* _Task instructions_
Print all the data, keeping every line exactly as it is.

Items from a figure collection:
+===+

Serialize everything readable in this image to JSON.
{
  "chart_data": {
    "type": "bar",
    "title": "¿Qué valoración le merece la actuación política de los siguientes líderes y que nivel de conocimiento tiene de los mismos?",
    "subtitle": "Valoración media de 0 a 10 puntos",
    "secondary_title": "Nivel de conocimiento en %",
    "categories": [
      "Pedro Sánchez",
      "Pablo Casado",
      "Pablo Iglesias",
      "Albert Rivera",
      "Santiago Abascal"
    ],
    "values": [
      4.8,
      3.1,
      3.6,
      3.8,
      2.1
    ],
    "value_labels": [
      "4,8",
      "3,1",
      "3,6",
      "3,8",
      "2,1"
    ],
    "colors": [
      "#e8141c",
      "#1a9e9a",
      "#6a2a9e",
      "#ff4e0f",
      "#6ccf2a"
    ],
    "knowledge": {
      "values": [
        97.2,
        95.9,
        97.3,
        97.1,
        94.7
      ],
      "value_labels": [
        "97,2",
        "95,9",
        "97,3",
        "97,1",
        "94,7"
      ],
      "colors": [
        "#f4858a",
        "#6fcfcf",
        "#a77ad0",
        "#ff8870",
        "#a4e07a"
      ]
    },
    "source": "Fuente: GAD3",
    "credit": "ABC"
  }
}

+===+

* _Full output_
Serialize everything readable in this image to JSON.
{
  "chart_data": {
    "type": "bar",
    "title": "¿Qué valoración le merece la actuación política de los siguientes líderes y que nivel de conocimiento tiene de los mismos?",
    "subtitle": "Valoración media de 0 a 10 puntos",
    "secondary_title": "Nivel de conocimiento en %",
    "categories": [
      "Pedro Sánchez",
      "Pablo Casado",
      "Pablo Iglesias",
      "Albert Rivera",
      "Santiago Abascal"
    ],
    "values": [
      4.8,
      3.1,
      3.6,
      3.8,
      2.1
    ],
    "value_labels": [
      "4,8",
      "3,1",
      "3,6",
      "3,8",
      "2,1"
    ],
    "colors": [
      "#e8141c",
      "#1a9e9a",
      "#6a2a9e",
      "#ff4e0f",
      "#6ccf2a"
    ],
    "knowledge": {
      "values": [
        97.2,
        95.9,
        97.3,
        97.1,
        94.7
      ],
      "value_labels": [
        "97,2",
        "95,9",
        "97,3",
        "97,1",
        "94,7"
      ],
      "colors": [
        "#f4858a",
        "#6fcfcf",
        "#a77ad0",
        "#ff8870",
        "#a4e07a"
      ]
    },
    "source": "Fuente: GAD3",
    "credit": "ABC"
  }
}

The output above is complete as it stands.